— begin Data shown —
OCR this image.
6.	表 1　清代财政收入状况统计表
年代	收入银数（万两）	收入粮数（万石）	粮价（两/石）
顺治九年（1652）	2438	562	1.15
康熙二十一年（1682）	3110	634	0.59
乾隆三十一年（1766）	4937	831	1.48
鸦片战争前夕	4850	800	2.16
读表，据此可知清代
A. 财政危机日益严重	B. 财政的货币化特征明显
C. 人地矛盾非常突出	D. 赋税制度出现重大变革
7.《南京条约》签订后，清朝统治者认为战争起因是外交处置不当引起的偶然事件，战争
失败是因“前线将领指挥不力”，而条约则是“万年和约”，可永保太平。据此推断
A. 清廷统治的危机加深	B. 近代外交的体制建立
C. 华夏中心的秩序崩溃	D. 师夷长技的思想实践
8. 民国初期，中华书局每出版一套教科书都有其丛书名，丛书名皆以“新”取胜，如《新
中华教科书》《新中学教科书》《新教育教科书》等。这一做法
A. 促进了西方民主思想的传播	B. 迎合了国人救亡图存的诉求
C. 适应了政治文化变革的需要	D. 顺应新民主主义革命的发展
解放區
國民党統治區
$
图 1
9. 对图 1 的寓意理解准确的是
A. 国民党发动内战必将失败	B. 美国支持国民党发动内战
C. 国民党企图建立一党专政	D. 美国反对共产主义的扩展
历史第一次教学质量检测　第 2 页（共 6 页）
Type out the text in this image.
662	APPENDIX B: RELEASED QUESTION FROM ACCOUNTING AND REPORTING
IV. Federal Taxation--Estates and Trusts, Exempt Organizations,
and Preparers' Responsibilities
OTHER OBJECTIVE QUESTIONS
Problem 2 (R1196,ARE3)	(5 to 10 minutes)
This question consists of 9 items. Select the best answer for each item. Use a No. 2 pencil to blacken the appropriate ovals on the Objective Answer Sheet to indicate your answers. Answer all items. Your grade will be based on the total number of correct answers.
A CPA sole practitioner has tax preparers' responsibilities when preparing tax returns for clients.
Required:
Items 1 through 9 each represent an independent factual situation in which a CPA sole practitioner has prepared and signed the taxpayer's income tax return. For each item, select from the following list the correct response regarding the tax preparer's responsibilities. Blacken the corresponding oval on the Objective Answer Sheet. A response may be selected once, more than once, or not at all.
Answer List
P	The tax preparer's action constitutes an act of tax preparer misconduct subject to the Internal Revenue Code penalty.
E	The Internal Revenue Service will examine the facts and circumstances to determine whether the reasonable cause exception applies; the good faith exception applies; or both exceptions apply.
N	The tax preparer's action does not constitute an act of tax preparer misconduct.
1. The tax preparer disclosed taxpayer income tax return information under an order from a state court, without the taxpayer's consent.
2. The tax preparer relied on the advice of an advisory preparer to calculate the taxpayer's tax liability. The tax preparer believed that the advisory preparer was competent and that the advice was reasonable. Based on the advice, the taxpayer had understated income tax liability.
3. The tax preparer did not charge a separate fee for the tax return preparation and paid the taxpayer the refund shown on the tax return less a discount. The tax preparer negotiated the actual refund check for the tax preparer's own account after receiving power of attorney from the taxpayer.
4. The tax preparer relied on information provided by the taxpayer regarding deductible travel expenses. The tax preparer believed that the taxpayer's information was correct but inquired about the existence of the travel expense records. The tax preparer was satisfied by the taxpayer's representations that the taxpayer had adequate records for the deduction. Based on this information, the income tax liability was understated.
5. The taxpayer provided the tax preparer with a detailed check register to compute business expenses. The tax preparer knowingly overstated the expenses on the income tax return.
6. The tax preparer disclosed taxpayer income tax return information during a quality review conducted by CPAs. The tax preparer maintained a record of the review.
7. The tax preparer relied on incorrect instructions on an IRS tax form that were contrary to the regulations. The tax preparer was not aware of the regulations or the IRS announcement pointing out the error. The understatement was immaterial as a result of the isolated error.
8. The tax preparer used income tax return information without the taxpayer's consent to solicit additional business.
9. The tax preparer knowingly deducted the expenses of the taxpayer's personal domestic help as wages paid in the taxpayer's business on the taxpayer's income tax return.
— end Data shown —
**Directions for this task**
Reproduce each line of the material above precisely.

**Solution to this problem**
OCR this image.
6.	表 1　清代财政收入状况统计表
年代	收入银数（万两）	收入粮数（万石）	粮价（两/石）
顺治九年（1652）	2438	562	1.15
康熙二十一年（1682）	3110	634	0.59
乾隆三十一年（1766）	4937	831	1.48
鸦片战争前夕	4850	800	2.16
读表，据此可知清代
A. 财政危机日益严重	B. 财政的货币化特征明显
C. 人地矛盾非常突出	D. 赋税制度出现重大变革
7.《南京条约》签订后，清朝统治者认为战争起因是外交处置不当引起的偶然事件，战争
失败是因“前线将领指挥不力”，而条约则是“万年和约”，可永保太平。据此推断
A. 清廷统治的危机加深	B. 近代外交的体制建立
C. 华夏中心的秩序崩溃	D. 师夷长技的思想实践
8. 民国初期，中华书局每出版一套教科书都有其丛书名，丛书名皆以“新”取胜，如《新
中华教科书》《新中学教科书》《新教育教科书》等。这一做法
A. 促进了西方民主思想的传播	B. 迎合了国人救亡图存的诉求
C. 适应了政治文化变革的需要	D. 顺应新民主主义革命的发展
解放區
國民党統治區
$
图 1
9. 对图 1 的寓意理解准确的是
A. 国民党发动内战必将失败	B. 美国支持国民党发动内战
C. 国民党企图建立一党专政	D. 美国反对共产主义的扩展
历史第一次教学质量检测　第 2 页（共 6 页）
Type out the text in this image.
662	APPENDIX B: RELEASED QUESTION FROM ACCOUNTING AND REPORTING
IV. Federal Taxation--Estates and Trusts, Exempt Organizations,
and Preparers' Responsibilities
OTHER OBJECTIVE QUESTIONS
Problem 2 (R1196,ARE3)	(5 to 10 minutes)
This question consists of 9 items. Select the best answer for each item. Use a No. 2 pencil to blacken the appropriate ovals on the Objective Answer Sheet to indicate your answers. Answer all items. Your grade will be based on the total number of correct answers.
A CPA sole practitioner has tax preparers' responsibilities when preparing tax returns for clients.
Required:
Items 1 through 9 each represent an independent factual situation in which a CPA sole practitioner has prepared and signed the taxpayer's income tax return. For each item, select from the following list the correct response regarding the tax preparer's responsibilities. Blacken the corresponding oval on the Objective Answer Sheet. A response may be selected once, more than once, or not at all.
Answer List
P	The tax preparer's action constitutes an act of tax preparer misconduct subject to the Internal Revenue Code penalty.
E	The Internal Revenue Service will examine the facts and circumstances to determine whether the reasonable cause exception applies; the good faith exception applies; or both exceptions apply.
N	The tax preparer's action does not constitute an act of tax preparer misconduct.
1. The tax preparer disclosed taxpayer income tax return information under an order from a state court, without the taxpayer's consent.
2. The tax preparer relied on the advice of an advisory preparer to calculate the taxpayer's tax liability. The tax preparer believed that the advisory preparer was competent and that the advice was reasonable. Based on the advice, the taxpayer had understated income tax liability.
3. The tax preparer did not charge a separate fee for the tax return preparation and paid the taxpayer the refund shown on the tax return less a discount. The tax preparer negotiated the actual refund check for the tax preparer's own account after receiving power of attorney from the taxpayer.
4. The tax preparer relied on information provided by the taxpayer regarding deductible travel expenses. The tax preparer believed that the taxpayer's information was correct but inquired about the existence of the travel expense records. The tax preparer was satisfied by the taxpayer's representations that the taxpayer had adequate records for the deduction. Based on this information, the income tax liability was understated.
5. The taxpayer provided the tax preparer with a detailed check register to compute business expenses. The tax preparer knowingly overstated the expenses on the income tax return.
6. The tax preparer disclosed taxpayer income tax return information during a quality review conducted by CPAs. The tax preparer maintained a record of the review.
7. The tax preparer relied on incorrect instructions on an IRS tax form that were contrary to the regulations. The tax preparer was not aware of the regulations or the IRS announcement pointing out the error. The understatement was immaterial as a result of the isolated error.
8. The tax preparer used income tax return information without the taxpayer's consent to solicit additional business.
9. The tax preparer knowingly deducted the expenses of the taxpayer's personal domestic help as wages paid in the taxpayer's business on the taxpayer's income tax return.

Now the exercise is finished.